== Records provided ==
++++++++++++++++++++

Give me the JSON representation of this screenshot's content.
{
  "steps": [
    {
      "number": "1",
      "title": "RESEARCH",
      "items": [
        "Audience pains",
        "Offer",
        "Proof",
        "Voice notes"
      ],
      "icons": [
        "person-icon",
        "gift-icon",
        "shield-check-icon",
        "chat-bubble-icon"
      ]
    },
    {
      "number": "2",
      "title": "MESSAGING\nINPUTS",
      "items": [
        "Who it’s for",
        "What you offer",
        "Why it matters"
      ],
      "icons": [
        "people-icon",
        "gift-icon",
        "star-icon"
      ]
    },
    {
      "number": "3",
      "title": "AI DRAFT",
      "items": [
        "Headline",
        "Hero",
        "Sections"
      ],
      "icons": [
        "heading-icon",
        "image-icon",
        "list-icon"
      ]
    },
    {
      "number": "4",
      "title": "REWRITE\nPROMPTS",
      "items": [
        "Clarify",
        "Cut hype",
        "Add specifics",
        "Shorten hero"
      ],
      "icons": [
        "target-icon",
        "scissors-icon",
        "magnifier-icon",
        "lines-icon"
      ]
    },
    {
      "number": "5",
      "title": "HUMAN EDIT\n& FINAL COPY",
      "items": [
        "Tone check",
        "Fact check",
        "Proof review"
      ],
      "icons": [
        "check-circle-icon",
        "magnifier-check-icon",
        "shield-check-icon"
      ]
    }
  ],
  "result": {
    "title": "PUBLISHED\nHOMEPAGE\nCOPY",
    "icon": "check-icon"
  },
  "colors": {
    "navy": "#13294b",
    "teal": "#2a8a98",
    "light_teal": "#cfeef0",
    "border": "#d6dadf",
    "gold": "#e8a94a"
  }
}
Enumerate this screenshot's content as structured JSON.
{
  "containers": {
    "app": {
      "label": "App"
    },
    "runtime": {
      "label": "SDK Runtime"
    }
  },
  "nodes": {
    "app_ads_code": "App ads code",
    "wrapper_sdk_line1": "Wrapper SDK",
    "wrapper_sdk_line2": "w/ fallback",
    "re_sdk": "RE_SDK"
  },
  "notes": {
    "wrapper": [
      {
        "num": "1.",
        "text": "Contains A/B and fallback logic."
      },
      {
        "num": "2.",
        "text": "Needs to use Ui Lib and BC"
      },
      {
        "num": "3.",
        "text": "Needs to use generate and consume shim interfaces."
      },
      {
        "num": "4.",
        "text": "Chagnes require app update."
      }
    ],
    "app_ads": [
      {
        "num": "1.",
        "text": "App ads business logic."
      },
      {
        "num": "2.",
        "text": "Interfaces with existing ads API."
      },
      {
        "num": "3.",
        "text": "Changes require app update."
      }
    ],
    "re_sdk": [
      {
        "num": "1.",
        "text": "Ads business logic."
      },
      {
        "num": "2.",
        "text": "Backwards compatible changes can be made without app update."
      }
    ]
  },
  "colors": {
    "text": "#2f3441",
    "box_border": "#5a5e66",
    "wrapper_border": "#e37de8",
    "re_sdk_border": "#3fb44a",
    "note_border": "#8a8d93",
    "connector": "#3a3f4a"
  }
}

++++++++++++++++++++

== Stated problem ==
Write out every entry above, word for word.

== Answer in full ==
Give me the JSON representation of this screenshot's content.
{
  "steps": [
    {
      "number": "1",
      "title": "RESEARCH",
      "items": [
        "Audience pains",
        "Offer",
        "Proof",
        "Voice notes"
      ],
      "icons": [
        "person-icon",
        "gift-icon",
        "shield-check-icon",
        "chat-bubble-icon"
      ]
    },
    {
      "number": "2",
      "title": "MESSAGING\nINPUTS",
      "items": [
        "Who it’s for",
        "What you offer",
        "Why it matters"
      ],
      "icons": [
        "people-icon",
        "gift-icon",
        "star-icon"
      ]
    },
    {
      "number": "3",
      "title": "AI DRAFT",
      "items": [
        "Headline",
        "Hero",
        "Sections"
      ],
      "icons": [
        "heading-icon",
        "image-icon",
        "list-icon"
      ]
    },
    {
      "number": "4",
      "title": "REWRITE\nPROMPTS",
      "items": [
        "Clarify",
        "Cut hype",
        "Add specifics",
        "Shorten hero"
      ],
      "icons": [
        "target-icon",
        "scissors-icon",
        "magnifier-icon",
        "lines-icon"
      ]
    },
    {
      "number": "5",
      "title": "HUMAN EDIT\n& FINAL COPY",
      "items": [
        "Tone check",
        "Fact check",
        "Proof review"
      ],
      "icons": [
        "check-circle-icon",
        "magnifier-check-icon",
        "shield-check-icon"
      ]
    }
  ],
  "result": {
    "title": "PUBLISHED\nHOMEPAGE\nCOPY",
    "icon": "check-icon"
  },
  "colors": {
    "navy": "#13294b",
    "teal": "#2a8a98",
    "light_teal": "#cfeef0",
    "border": "#d6dadf",
    "gold": "#e8a94a"
  }
}
Enumerate this screenshot's content as structured JSON.
{
  "containers": {
    "app": {
      "label": "App"
    },
    "runtime": {
      "label": "SDK Runtime"
    }
  },
  "nodes": {
    "app_ads_code": "App ads code",
    "wrapper_sdk_line1": "Wrapper SDK",
    "wrapper_sdk_line2": "w/ fallback",
    "re_sdk": "RE_SDK"
  },
  "notes": {
    "wrapper": [
      {
        "num": "1.",
        "text": "Contains A/B and fallback logic."
      },
      {
        "num": "2.",
        "text": "Needs to use Ui Lib and BC"
      },
      {
        "num": "3.",
        "text": "Needs to use generate and consume shim interfaces."
      },
      {
        "num": "4.",
        "text": "Chagnes require app update."
      }
    ],
    "app_ads": [
      {
        "num": "1.",
        "text": "App ads business logic."
      },
      {
        "num": "2.",
        "text": "Interfaces with existing ads API."
      },
      {
        "num": "3.",
        "text": "Changes require app update."
      }
    ],
    "re_sdk": [
      {
        "num": "1.",
        "text": "Ads business logic."
      },
      {
        "num": "2.",
        "text": "Backwards compatible changes can be made without app update."
      }
    ]
  },
  "colors": {
    "text": "#2f3441",
    "box_border": "#5a5e66",
    "wrapper_border": "#e37de8",
    "re_sdk_border": "#3fb44a",
    "note_border": "#8a8d93",
    "connector": "#3a3f4a"
  }
}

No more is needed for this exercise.